THE TASK >>
Copy out the material below verbatim, from the line containing "x-tick-label: 0 xyxy=(330,671,338,682)" through the line containing "x-tick-label: 0 xyxy=(712,671,719,682)", including both of those lines.
--- start ---
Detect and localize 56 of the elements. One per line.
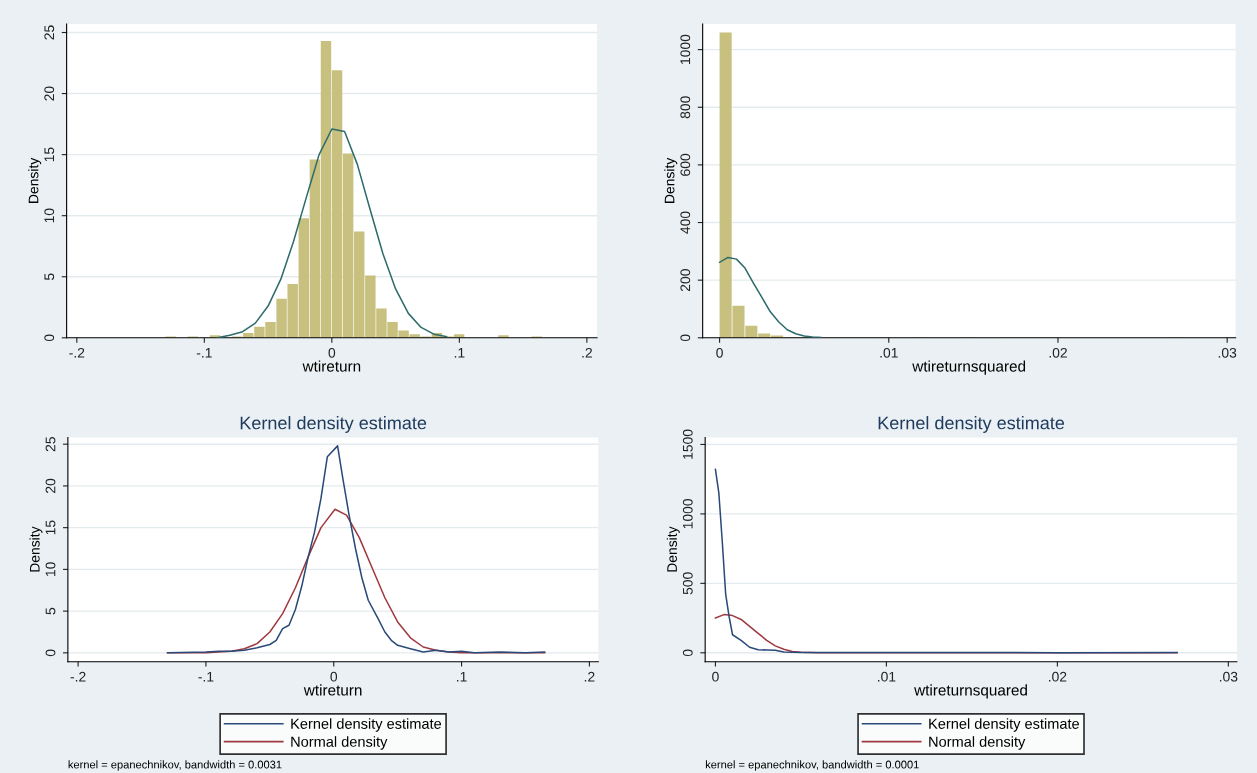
x-tick-label: 0 xyxy=(330,671,338,682)
text: kernel = epanechnikov, bandwidth = 0.0031 xyxy=(68,760,282,771)
x-axis-title: wtireturn xyxy=(302,360,361,372)
x-tick-label: .03 xyxy=(1219,671,1238,682)
y-tick-label: 1000 xyxy=(680,34,691,64)
x-axis-title: wtireturnsquared xyxy=(912,360,1026,375)
y-axis-title: Density xyxy=(666,526,680,572)
chart-title: Kernel density estimate xyxy=(878,416,1065,433)
y-axis-title: Density xyxy=(28,157,42,203)
x-axis-title: wtireturn xyxy=(303,684,362,696)
y-tick-label: 25 xyxy=(44,25,55,40)
y-tick-label: 800 xyxy=(680,96,691,119)
y-tick-label: 20 xyxy=(45,478,56,493)
chart-title: Kernel density estimate xyxy=(240,416,427,433)
y-tick-label: 10 xyxy=(44,208,55,223)
y-tick-label: 200 xyxy=(680,269,691,292)
y-tick-label: 0 xyxy=(680,334,691,342)
x-tick-label: -.1 xyxy=(196,348,212,358)
x-tick-label: .02 xyxy=(1048,671,1067,682)
y-axis-title: Density xyxy=(664,157,678,203)
y-tick-label: 0 xyxy=(45,649,56,657)
y-tick-label: 500 xyxy=(682,572,693,595)
text: kernel = epanechnikov, bandwidth = 0.0001 xyxy=(705,760,919,771)
y-tick-label: 5 xyxy=(44,273,55,281)
y-tick-label: 20 xyxy=(44,86,55,101)
x-tick-label: 0 xyxy=(328,347,336,358)
y-tick-label: 0 xyxy=(44,334,55,342)
y-tick-label: 0 xyxy=(682,649,693,657)
legend-label: Kernel density estimate xyxy=(291,718,442,732)
legend-label: Kernel density estimate xyxy=(929,718,1079,732)
x-tick-label: .01 xyxy=(880,347,898,358)
x-tick-label: .1 xyxy=(457,671,467,682)
x-tick-label: -.2 xyxy=(70,671,86,682)
x-tick-label: -.1 xyxy=(198,671,214,682)
y-tick-label: 15 xyxy=(44,147,55,162)
y-axis-title: Density xyxy=(29,526,43,572)
x-tick-label: .03 xyxy=(1218,347,1237,358)
y-tick-label: 10 xyxy=(45,562,56,577)
y-tick-label: 15 xyxy=(45,520,56,535)
y-tick-label: 25 xyxy=(45,437,56,452)
legend-label: Normal density xyxy=(291,736,388,750)
x-tick-label: -.2 xyxy=(69,347,85,358)
x-tick-label: .2 xyxy=(584,671,595,682)
legend-label: Normal density xyxy=(929,736,1026,750)
y-tick-label: 1000 xyxy=(682,499,693,529)
y-tick-label: 5 xyxy=(45,607,56,615)
x-tick-label: 0 xyxy=(712,671,719,682)
x-tick-label: 0 xyxy=(716,347,723,358)
y-tick-label: 400 xyxy=(680,211,691,234)
y-tick-label: 1500 xyxy=(682,429,693,459)
x-tick-label: .2 xyxy=(582,347,592,358)
x-tick-label: .02 xyxy=(1049,347,1067,358)
x-axis-title: wtireturnsquared xyxy=(914,684,1027,699)
y-tick-label: 600 xyxy=(680,153,691,176)
x-tick-label: .1 xyxy=(454,348,465,358)
x-tick-label: .01 xyxy=(878,671,896,682)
--- end ---
TASK OUTPUT >>
x-tick-label: 0 xyxy=(330,671,338,682)
text: kernel = epanechnikov, bandwidth = 0.0031 xyxy=(68,760,282,771)
x-axis-title: wtireturn xyxy=(302,360,361,372)
x-tick-label: .03 xyxy=(1219,671,1238,682)
y-tick-label: 1000 xyxy=(680,34,691,64)
x-axis-title: wtireturnsquared xyxy=(912,360,1026,375)
y-axis-title: Density xyxy=(666,526,680,572)
chart-title: Kernel density estimate xyxy=(878,416,1065,433)
y-axis-title: Density xyxy=(28,157,42,203)
x-axis-title: wtireturn xyxy=(303,684,362,696)
y-tick-label: 25 xyxy=(44,25,55,40)
y-tick-label: 800 xyxy=(680,96,691,119)
y-tick-label: 20 xyxy=(45,478,56,493)
chart-title: Kernel density estimate xyxy=(240,416,427,433)
y-tick-label: 10 xyxy=(44,208,55,223)
y-tick-label: 200 xyxy=(680,269,691,292)
y-tick-label: 0 xyxy=(680,334,691,342)
x-tick-label: -.1 xyxy=(196,348,212,358)
x-tick-label: .02 xyxy=(1048,671,1067,682)
y-axis-title: Density xyxy=(664,157,678,203)
y-tick-label: 0 xyxy=(45,649,56,657)
y-tick-label: 500 xyxy=(682,572,693,595)
text: kernel = epanechnikov, bandwidth = 0.0001 xyxy=(705,760,919,771)
y-tick-label: 5 xyxy=(44,273,55,281)
y-tick-label: 20 xyxy=(44,86,55,101)
x-tick-label: 0 xyxy=(328,347,336,358)
y-tick-label: 0 xyxy=(44,334,55,342)
y-tick-label: 0 xyxy=(682,649,693,657)
legend-label: Kernel density estimate xyxy=(291,718,442,732)
legend-label: Kernel density estimate xyxy=(929,718,1079,732)
x-tick-label: .01 xyxy=(880,347,898,358)
x-tick-label: .1 xyxy=(457,671,467,682)
x-tick-label: -.2 xyxy=(70,671,86,682)
x-tick-label: -.1 xyxy=(198,671,214,682)
y-tick-label: 15 xyxy=(44,147,55,162)
y-axis-title: Density xyxy=(29,526,43,572)
x-tick-label: .03 xyxy=(1218,347,1237,358)
y-tick-label: 10 xyxy=(45,562,56,577)
y-tick-label: 15 xyxy=(45,520,56,535)
y-tick-label: 25 xyxy=(45,437,56,452)
legend-label: Normal density xyxy=(291,736,388,750)
x-tick-label: -.2 xyxy=(69,347,85,358)
x-tick-label: .2 xyxy=(584,671,595,682)
legend-label: Normal density xyxy=(929,736,1026,750)
y-tick-label: 1000 xyxy=(682,499,693,529)
y-tick-label: 5 xyxy=(45,607,56,615)
x-tick-label: 0 xyxy=(712,671,719,682)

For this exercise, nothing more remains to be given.